THE EXERCISE: From the entries below, pull out each line where "true" appears.

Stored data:
────────────────────────────────────────

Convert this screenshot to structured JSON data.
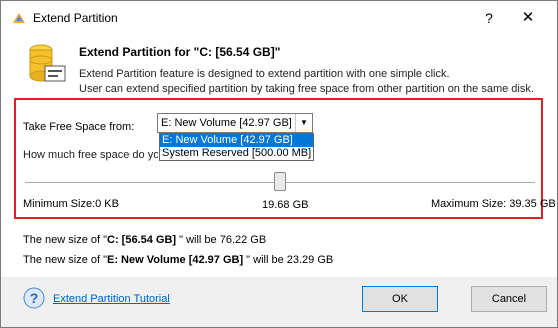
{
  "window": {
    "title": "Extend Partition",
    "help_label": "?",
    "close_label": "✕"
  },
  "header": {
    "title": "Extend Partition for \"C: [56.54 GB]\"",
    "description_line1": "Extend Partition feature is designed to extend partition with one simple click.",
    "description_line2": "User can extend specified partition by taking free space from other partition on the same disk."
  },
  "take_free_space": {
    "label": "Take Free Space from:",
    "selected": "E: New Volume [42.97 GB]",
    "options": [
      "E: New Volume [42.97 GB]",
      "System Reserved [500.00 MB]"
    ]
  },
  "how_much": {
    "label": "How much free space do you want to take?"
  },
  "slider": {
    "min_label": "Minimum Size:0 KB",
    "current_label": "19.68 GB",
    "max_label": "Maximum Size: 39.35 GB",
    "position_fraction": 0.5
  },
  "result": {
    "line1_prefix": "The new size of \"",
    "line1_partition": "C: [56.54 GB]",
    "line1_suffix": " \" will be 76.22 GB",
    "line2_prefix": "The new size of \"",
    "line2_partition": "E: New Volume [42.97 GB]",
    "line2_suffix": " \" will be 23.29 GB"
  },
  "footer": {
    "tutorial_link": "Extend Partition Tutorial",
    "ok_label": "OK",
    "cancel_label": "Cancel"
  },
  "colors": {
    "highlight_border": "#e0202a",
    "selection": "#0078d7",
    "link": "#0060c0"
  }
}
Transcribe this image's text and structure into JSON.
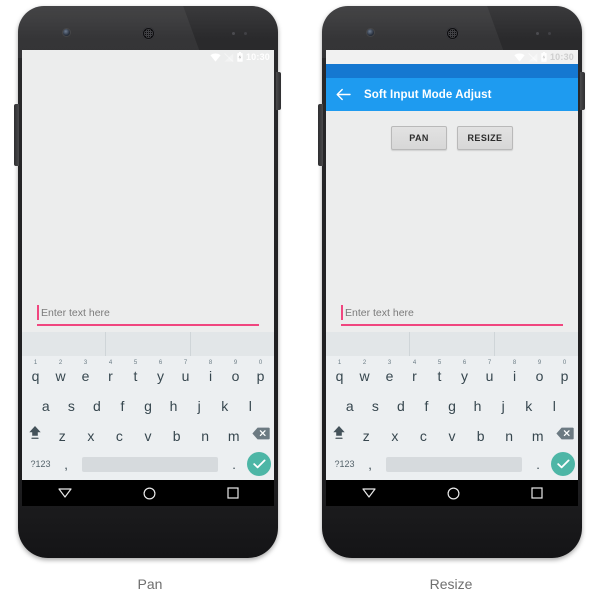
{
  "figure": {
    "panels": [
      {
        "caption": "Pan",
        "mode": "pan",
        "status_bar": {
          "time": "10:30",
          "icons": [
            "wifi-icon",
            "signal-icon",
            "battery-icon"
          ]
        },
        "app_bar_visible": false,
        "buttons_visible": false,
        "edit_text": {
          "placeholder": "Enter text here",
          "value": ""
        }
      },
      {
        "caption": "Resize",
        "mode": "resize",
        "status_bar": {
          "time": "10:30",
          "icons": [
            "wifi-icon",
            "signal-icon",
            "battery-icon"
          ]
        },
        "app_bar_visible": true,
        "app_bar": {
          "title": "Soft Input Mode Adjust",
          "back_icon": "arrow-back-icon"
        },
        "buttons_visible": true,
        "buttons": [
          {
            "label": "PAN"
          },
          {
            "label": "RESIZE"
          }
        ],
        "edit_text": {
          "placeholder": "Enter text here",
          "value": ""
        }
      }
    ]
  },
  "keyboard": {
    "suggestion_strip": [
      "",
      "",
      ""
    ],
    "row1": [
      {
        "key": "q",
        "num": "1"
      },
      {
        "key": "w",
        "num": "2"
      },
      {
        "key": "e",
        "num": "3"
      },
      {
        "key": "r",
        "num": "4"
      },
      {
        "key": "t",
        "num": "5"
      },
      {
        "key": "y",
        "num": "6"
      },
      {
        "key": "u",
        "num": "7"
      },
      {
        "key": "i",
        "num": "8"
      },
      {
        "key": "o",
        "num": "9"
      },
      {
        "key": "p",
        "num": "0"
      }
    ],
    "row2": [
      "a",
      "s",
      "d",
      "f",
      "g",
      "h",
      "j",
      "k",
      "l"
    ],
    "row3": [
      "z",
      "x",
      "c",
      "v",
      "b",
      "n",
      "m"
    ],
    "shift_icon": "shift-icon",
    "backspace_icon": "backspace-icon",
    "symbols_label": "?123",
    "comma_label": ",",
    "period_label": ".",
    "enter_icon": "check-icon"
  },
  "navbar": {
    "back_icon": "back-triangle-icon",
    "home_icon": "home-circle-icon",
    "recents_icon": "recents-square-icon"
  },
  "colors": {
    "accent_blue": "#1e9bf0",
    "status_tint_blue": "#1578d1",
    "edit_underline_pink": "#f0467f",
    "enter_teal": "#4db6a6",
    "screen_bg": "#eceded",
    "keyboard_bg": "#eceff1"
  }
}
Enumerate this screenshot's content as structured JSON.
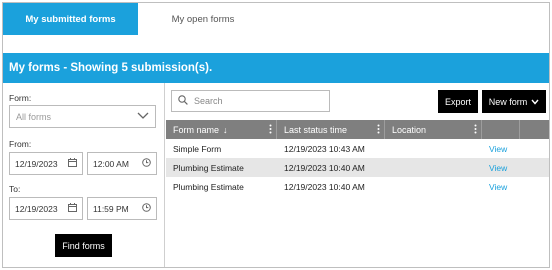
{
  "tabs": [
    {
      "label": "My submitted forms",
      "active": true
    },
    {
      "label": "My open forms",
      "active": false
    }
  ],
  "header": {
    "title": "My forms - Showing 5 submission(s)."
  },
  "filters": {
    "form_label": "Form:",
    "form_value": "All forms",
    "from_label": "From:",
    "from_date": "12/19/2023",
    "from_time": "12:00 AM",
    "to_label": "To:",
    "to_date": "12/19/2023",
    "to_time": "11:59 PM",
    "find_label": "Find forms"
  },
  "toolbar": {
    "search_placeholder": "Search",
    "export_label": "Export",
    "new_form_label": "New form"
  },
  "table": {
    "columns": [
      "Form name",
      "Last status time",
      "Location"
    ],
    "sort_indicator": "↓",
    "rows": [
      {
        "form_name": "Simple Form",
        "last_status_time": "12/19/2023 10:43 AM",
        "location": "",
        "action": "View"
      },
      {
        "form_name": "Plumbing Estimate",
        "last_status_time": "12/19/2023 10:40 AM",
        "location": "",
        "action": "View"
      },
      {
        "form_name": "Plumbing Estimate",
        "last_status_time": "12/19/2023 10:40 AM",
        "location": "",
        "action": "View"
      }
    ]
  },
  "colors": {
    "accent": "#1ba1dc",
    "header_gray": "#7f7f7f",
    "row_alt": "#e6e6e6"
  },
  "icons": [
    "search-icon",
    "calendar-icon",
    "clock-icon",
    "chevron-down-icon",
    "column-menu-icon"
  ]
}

────────────────────────────────────────

TASK ANSWER:
        "app_bar_visible": true,
        "buttons_visible": true,
      "active": true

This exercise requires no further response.